• Description of the task
Go through the listing and pick out each line with the word "JSON" in it.

☆ ☆ ☆ ☆

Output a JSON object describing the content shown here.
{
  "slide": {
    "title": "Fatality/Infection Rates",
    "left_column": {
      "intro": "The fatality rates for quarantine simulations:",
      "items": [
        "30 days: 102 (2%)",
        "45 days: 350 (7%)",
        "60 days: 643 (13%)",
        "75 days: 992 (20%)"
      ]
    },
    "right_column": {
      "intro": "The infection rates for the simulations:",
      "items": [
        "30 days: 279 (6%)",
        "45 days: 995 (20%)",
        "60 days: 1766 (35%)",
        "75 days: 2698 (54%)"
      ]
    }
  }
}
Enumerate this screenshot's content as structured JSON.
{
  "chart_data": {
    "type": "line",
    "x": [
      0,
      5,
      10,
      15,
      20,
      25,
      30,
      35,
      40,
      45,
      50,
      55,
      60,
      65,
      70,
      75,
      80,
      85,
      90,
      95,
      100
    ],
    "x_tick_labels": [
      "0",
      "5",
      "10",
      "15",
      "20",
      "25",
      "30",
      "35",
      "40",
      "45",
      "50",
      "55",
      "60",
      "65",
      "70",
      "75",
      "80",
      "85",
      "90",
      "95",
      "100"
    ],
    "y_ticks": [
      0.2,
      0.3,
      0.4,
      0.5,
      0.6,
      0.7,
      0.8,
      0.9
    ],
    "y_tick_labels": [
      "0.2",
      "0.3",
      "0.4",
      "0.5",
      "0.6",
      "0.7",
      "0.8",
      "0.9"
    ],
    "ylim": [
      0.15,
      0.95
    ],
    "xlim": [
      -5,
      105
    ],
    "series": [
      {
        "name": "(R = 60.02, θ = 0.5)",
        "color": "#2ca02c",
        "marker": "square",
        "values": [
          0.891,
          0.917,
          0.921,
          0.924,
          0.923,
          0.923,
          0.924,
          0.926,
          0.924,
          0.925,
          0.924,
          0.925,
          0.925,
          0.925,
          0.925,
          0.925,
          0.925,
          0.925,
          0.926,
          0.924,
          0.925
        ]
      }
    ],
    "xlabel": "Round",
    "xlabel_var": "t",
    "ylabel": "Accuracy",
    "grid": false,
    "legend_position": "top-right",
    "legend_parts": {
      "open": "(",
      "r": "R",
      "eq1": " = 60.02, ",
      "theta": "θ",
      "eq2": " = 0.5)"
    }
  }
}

☆ ☆ ☆ ☆

• The response
Output a JSON object describing the content shown here.
Enumerate this screenshot's content as structured JSON.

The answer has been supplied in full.